[Written task]
Find every line in the records below that holds the word "name", and copy it out.

Data excerpts:
________

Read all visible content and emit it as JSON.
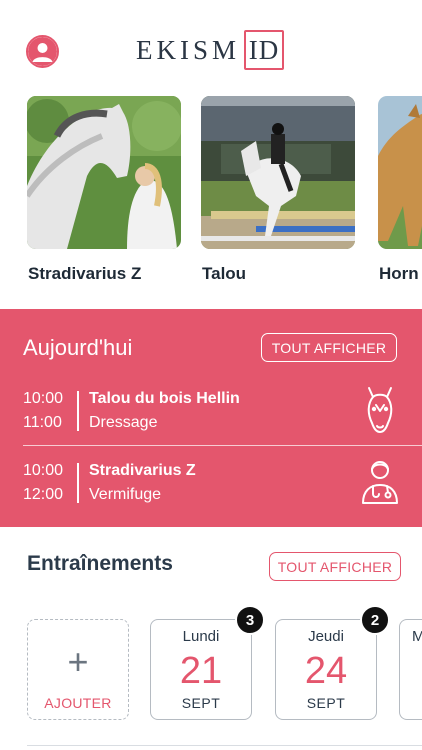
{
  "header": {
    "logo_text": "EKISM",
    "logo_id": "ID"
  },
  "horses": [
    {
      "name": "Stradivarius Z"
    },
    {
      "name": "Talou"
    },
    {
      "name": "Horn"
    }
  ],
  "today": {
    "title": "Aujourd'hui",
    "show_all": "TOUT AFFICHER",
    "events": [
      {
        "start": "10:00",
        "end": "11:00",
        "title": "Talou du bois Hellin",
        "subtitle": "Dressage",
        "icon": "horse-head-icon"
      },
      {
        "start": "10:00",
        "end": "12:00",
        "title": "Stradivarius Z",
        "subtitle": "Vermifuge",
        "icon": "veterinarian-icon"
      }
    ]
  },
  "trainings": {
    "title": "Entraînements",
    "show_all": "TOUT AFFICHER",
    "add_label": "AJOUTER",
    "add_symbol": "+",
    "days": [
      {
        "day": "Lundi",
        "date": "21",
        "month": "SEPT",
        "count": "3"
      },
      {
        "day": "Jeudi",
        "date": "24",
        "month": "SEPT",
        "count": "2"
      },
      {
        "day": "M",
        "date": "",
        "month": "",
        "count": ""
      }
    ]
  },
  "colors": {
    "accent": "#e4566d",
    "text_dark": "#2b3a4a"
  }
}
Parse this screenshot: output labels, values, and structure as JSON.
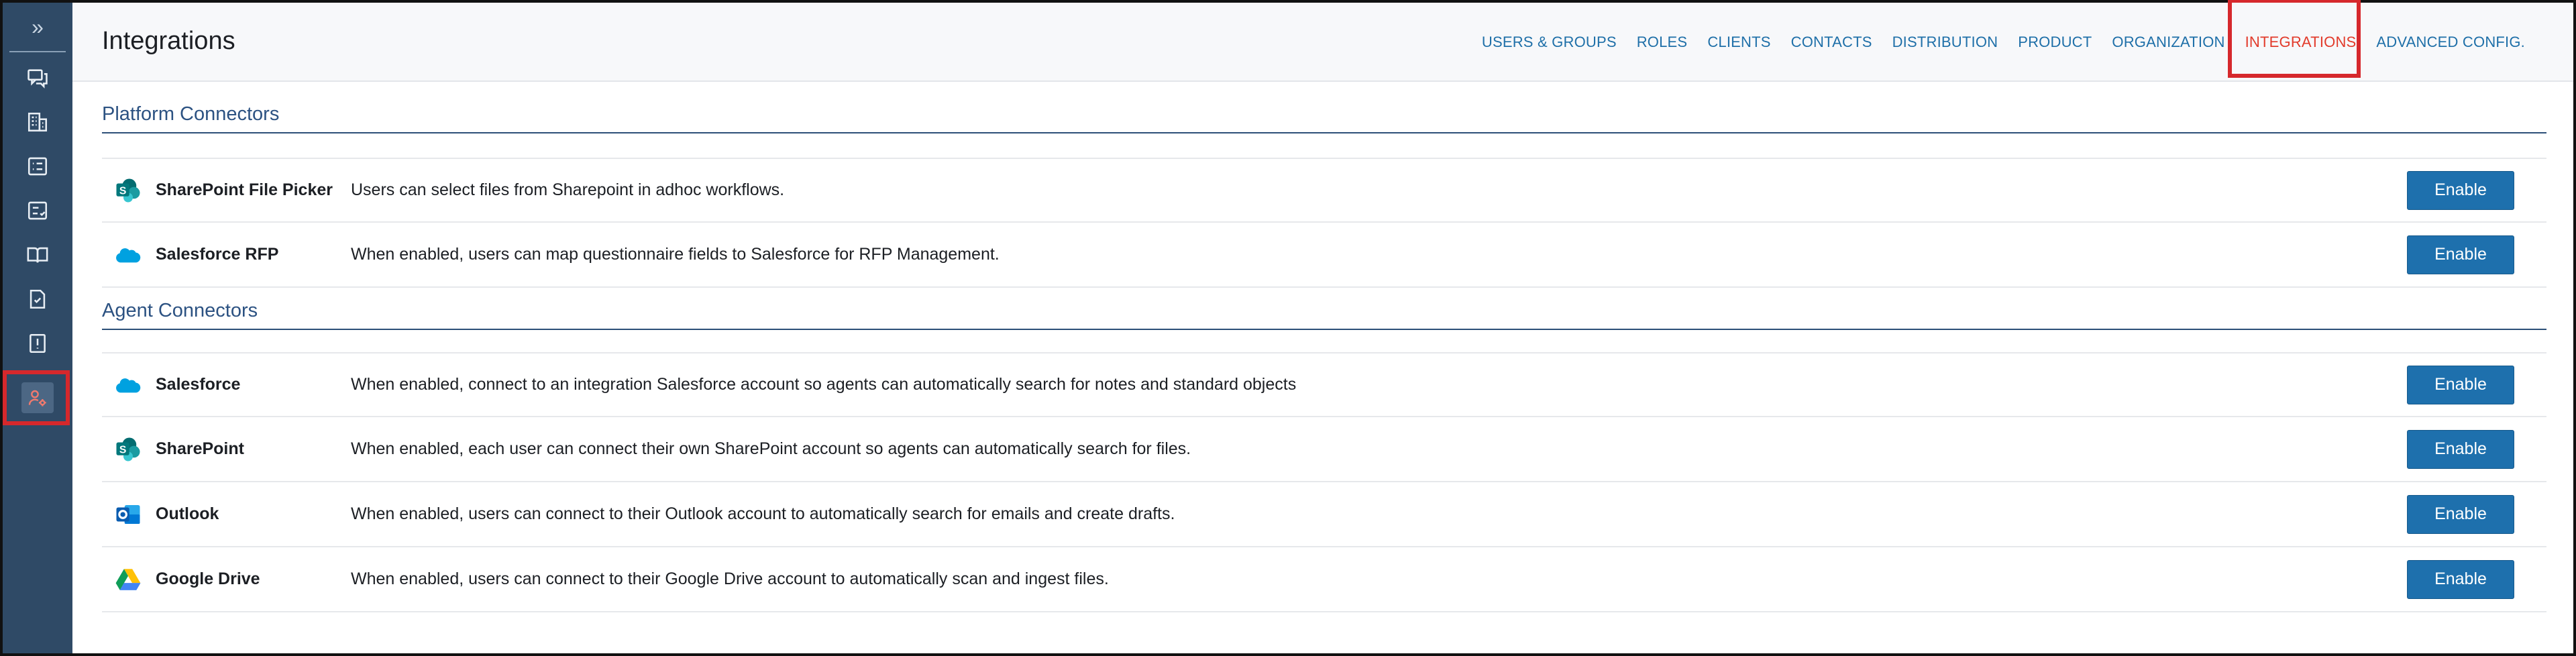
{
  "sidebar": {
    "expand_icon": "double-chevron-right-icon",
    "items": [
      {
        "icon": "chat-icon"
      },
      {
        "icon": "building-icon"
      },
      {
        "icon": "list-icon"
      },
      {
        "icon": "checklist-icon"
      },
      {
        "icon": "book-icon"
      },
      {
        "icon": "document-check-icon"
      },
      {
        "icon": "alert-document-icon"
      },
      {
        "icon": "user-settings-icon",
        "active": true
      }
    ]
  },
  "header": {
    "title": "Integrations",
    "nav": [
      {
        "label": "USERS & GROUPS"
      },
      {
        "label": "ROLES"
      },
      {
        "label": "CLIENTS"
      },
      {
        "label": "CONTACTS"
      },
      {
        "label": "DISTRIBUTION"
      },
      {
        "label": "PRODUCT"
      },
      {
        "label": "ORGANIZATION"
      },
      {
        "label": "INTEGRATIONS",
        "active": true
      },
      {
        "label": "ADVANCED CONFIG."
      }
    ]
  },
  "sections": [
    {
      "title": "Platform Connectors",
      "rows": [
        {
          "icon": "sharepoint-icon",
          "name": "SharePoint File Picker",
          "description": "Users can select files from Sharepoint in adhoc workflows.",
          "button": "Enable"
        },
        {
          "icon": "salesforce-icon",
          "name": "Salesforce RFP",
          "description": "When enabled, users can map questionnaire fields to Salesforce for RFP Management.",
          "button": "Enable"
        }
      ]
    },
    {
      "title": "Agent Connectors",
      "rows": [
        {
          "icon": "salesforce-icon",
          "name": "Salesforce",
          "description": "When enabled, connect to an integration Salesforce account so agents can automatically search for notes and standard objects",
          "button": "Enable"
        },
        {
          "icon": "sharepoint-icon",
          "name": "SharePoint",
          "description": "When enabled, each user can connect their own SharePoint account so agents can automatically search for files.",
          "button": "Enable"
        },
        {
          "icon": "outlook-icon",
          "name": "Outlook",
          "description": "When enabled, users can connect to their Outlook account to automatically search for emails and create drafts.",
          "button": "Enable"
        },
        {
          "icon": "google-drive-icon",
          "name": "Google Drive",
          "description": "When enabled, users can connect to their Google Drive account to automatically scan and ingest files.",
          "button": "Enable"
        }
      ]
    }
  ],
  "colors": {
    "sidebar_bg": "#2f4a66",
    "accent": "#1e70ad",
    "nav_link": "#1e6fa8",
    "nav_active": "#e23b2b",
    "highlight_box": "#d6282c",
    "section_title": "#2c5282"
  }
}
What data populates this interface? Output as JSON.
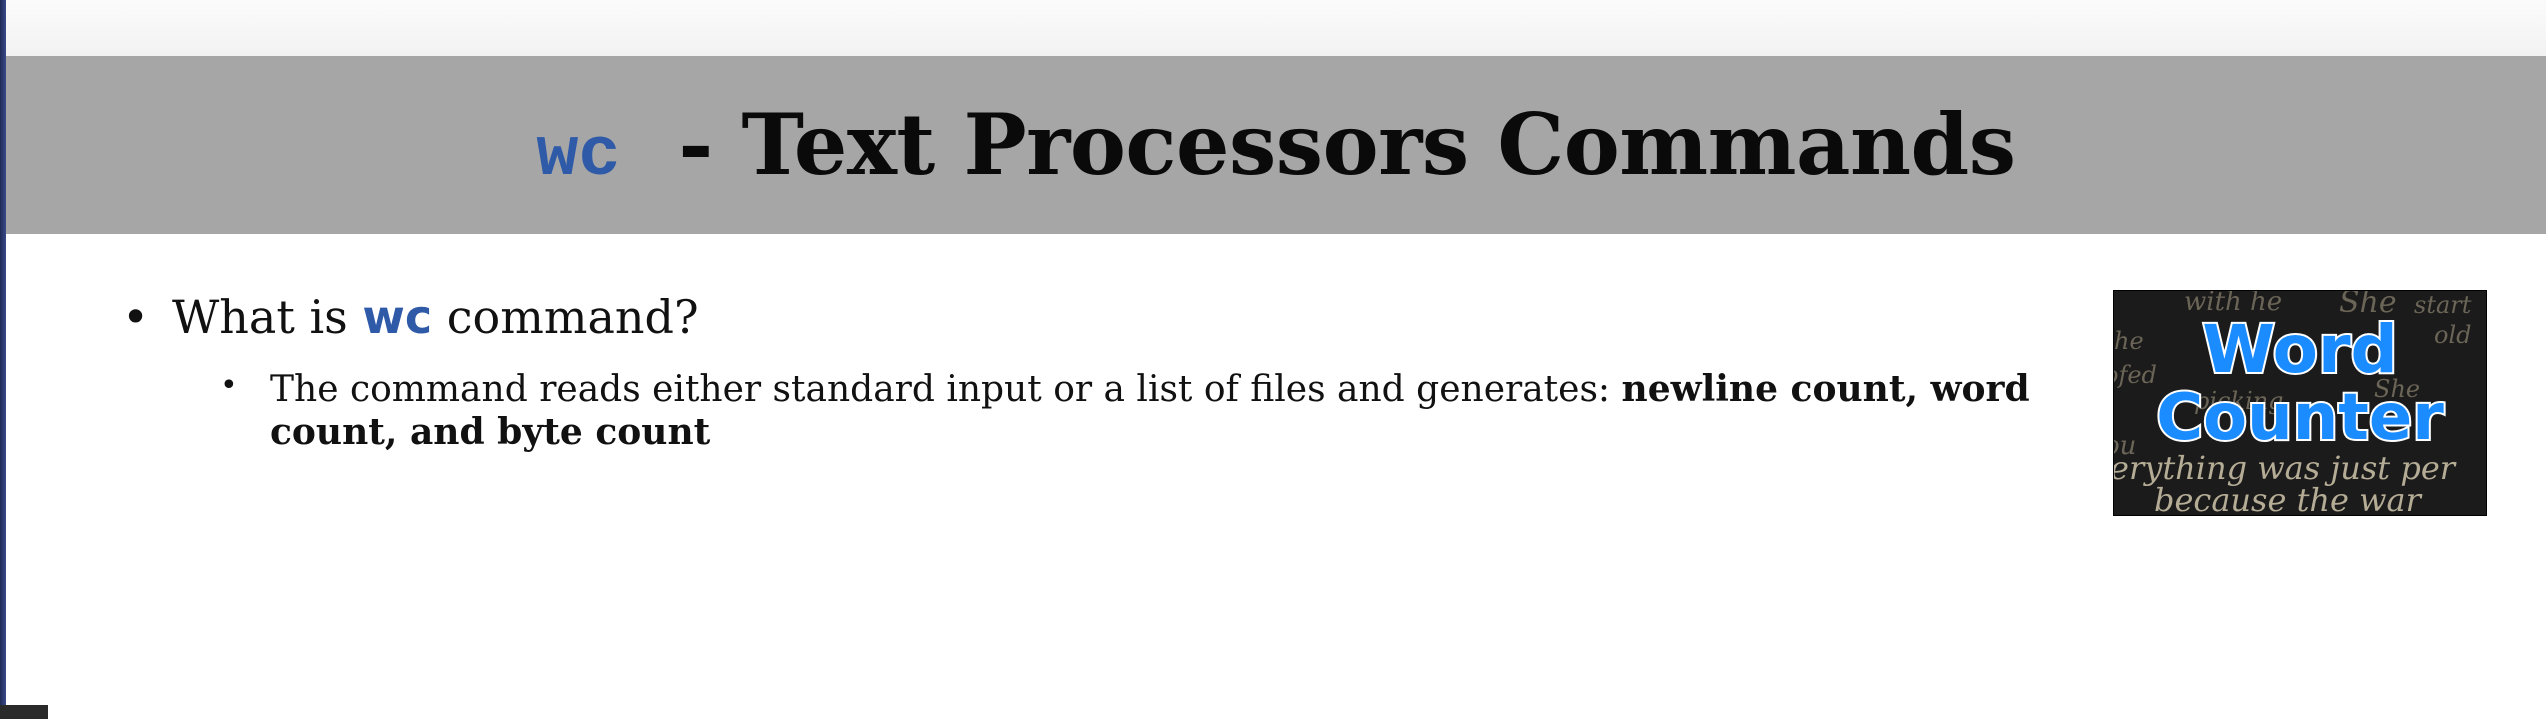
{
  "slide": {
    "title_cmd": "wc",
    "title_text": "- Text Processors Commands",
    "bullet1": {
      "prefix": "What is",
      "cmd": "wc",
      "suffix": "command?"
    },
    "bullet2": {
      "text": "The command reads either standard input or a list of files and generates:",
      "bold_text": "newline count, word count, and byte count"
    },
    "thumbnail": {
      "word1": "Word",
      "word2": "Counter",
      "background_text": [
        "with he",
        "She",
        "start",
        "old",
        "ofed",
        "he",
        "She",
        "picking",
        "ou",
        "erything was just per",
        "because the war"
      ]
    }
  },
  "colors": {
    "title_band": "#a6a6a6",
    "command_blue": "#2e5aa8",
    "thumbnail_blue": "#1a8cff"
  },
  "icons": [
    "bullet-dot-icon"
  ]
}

________

[Reply]
      "name": "Stradivarius Z"
      "name": "Talou"
      "name": "Horn"
          "name": "SharePoint File Picker",
          "name": "Salesforce RFP",
          "name": "Salesforce",
          "name": "SharePoint",
          "name": "Outlook",
          "name": "Google Drive",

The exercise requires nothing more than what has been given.